* **WHAT THE TASK ASKS**
Your task is to output the listing word for word, with pictures excluded.

__________________________________________________

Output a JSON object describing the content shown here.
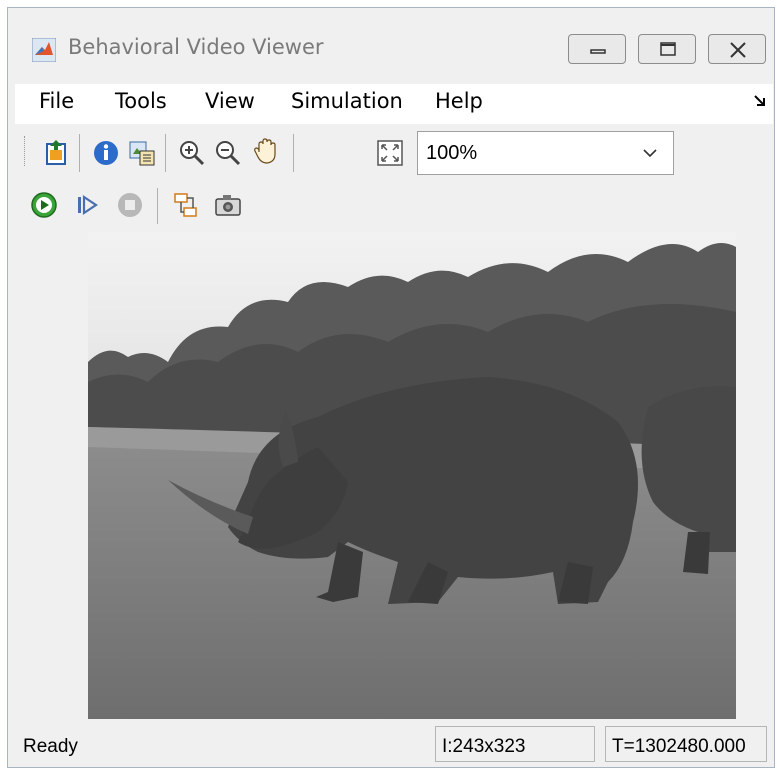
{
  "window": {
    "title": "Behavioral Video Viewer",
    "accent": "#e0552b"
  },
  "menu": {
    "items": [
      "File",
      "Tools",
      "View",
      "Simulation",
      "Help"
    ]
  },
  "toolbar": {
    "icons": [
      "export-icon",
      "info-icon",
      "properties-icon",
      "zoom-in-icon",
      "zoom-out-icon",
      "pan-hand-icon",
      "fit-to-window-icon"
    ],
    "zoom": {
      "value": "100%"
    }
  },
  "playback": {
    "icons": [
      "play-icon",
      "step-forward-icon",
      "stop-icon",
      "highlight-block-icon",
      "snapshot-icon"
    ]
  },
  "frame": {
    "image_description_icon": "rhinoceros-grayscale-frame"
  },
  "status": {
    "state": "Ready",
    "image_size": "I:243x323",
    "time": "T=1302480.000"
  }
}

__________________________________________________

* **COMPLETE RESPONSE**
Output a JSON object describing the content shown here.
{
  "window": {
    "title": "Behavioral Video Viewer",
    "accent": "#e0552b"
  },
  "menu": {
    "items": [
      "File",
      "Tools",
      "View",
      "Simulation",
      "Help"
    ]
  },
  "toolbar": {
    "icons": [
      "export-icon",
      "info-icon",
      "properties-icon",
      "zoom-in-icon",
      "zoom-out-icon",
      "pan-hand-icon",
      "fit-to-window-icon"
    ],
    "zoom": {
      "value": "100%"
    }
  },
  "playback": {
    "icons": [
      "play-icon",
      "step-forward-icon",
      "stop-icon",
      "highlight-block-icon",
      "snapshot-icon"
    ]
  },
  "frame": {
    "image_description_icon": "rhinoceros-grayscale-frame"
  },
  "status": {
    "state": "Ready",
    "image_size": "I:243x323",
    "time": "T=1302480.000"
  }
}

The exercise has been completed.